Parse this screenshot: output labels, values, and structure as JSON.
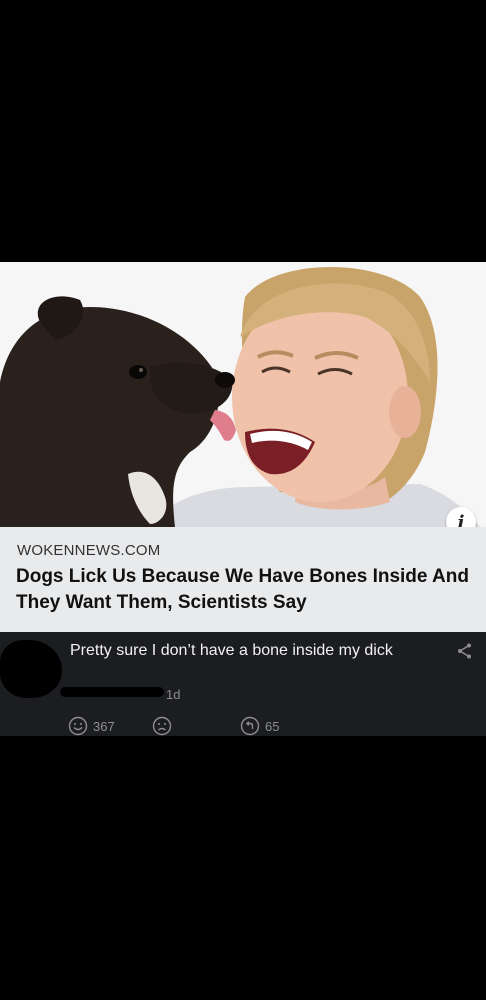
{
  "link_preview": {
    "domain": "WOKENNEWS.COM",
    "title": "Dogs Lick Us Because We Have Bones Inside And They Want Them, Scientists Say",
    "info_icon_glyph": "i",
    "image_subject": "dog licking laughing woman"
  },
  "comment": {
    "text": "Pretty sure I don’t have a bone inside my dick",
    "age": "1d",
    "reactions": {
      "like_count": "367",
      "reply_count": "65"
    },
    "icons": [
      "smile-icon",
      "sad-icon",
      "reply-icon",
      "share-icon"
    ]
  },
  "colors": {
    "background": "#000000",
    "card_background": "#e9eaec",
    "comment_background": "#1c1d21",
    "muted_text": "#8d8d93"
  }
}
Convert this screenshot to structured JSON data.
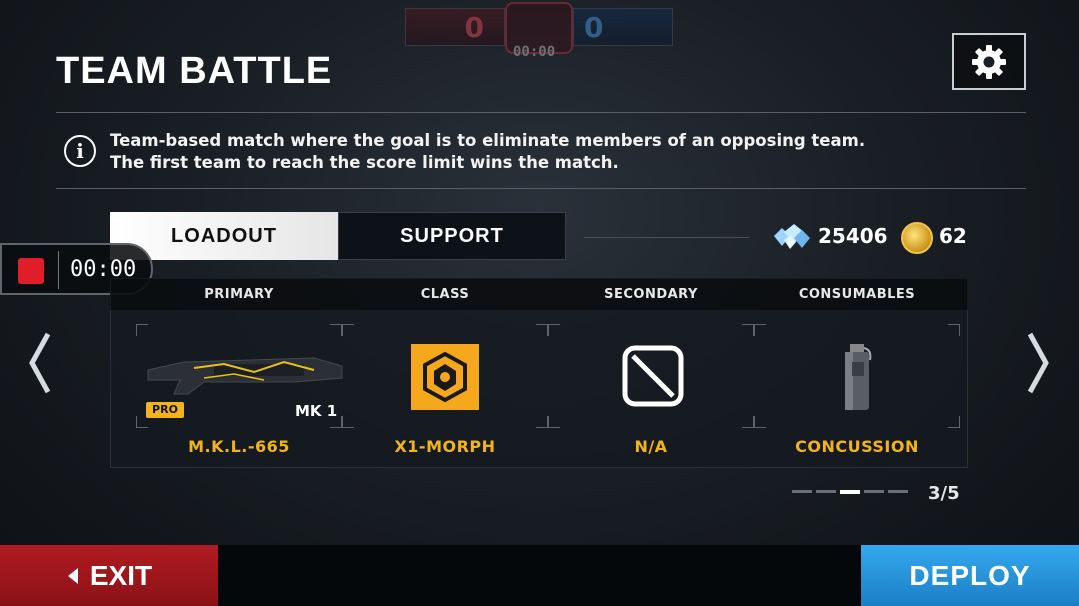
{
  "scoreboard": {
    "red_score": "0",
    "blue_score": "0",
    "timer": "00:00"
  },
  "header": {
    "title": "TEAM BATTLE"
  },
  "info": {
    "line1": "Team-based match where the goal is to eliminate members of an opposing team.",
    "line2": "The first team to reach the score limit wins the match."
  },
  "tabs": [
    {
      "label": "LOADOUT",
      "active": true
    },
    {
      "label": "SUPPORT",
      "active": false
    }
  ],
  "currency": {
    "gems": "25406",
    "coins": "62"
  },
  "recorder": {
    "time": "00:00"
  },
  "loadout": {
    "columns": [
      "PRIMARY",
      "CLASS",
      "SECONDARY",
      "CONSUMABLES"
    ],
    "items": [
      {
        "name": "M.K.L.-665",
        "badge": "PRO",
        "level": "MK 1"
      },
      {
        "name": "X1-MORPH"
      },
      {
        "name": "N/A"
      },
      {
        "name": "CONCUSSION"
      }
    ]
  },
  "pagination": {
    "label": "3/5",
    "current": 3,
    "total": 5
  },
  "buttons": {
    "exit": "EXIT",
    "deploy": "DEPLOY"
  },
  "colors": {
    "accent": "#f3b41b",
    "exit": "#a9181e",
    "deploy": "#2a96dd",
    "record": "#e01e2a"
  }
}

......

[Problem statement] Your task is to quote exactly the lines from the one with "Convert this screenshot" through the end of the material, both included, without reproducing any pictures.

[Result below]
Convert this screenshot to structured JSON data.
{
  "scoreboard": {
    "red_score": "0",
    "blue_score": "0",
    "timer": "00:00"
  },
  "header": {
    "title": "TEAM BATTLE"
  },
  "info": {
    "line1": "Team-based match where the goal is to eliminate members of an opposing team.",
    "line2": "The first team to reach the score limit wins the match."
  },
  "tabs": [
    {
      "label": "LOADOUT",
      "active": true
    },
    {
      "label": "SUPPORT",
      "active": false
    }
  ],
  "currency": {
    "gems": "25406",
    "coins": "62"
  },
  "recorder": {
    "time": "00:00"
  },
  "loadout": {
    "columns": [
      "PRIMARY",
      "CLASS",
      "SECONDARY",
      "CONSUMABLES"
    ],
    "items": [
      {
        "name": "M.K.L.-665",
        "badge": "PRO",
        "level": "MK 1"
      },
      {
        "name": "X1-MORPH"
      },
      {
        "name": "N/A"
      },
      {
        "name": "CONCUSSION"
      }
    ]
  },
  "pagination": {
    "label": "3/5",
    "current": 3,
    "total": 5
  },
  "buttons": {
    "exit": "EXIT",
    "deploy": "DEPLOY"
  },
  "colors": {
    "accent": "#f3b41b",
    "exit": "#a9181e",
    "deploy": "#2a96dd",
    "record": "#e01e2a"
  }
}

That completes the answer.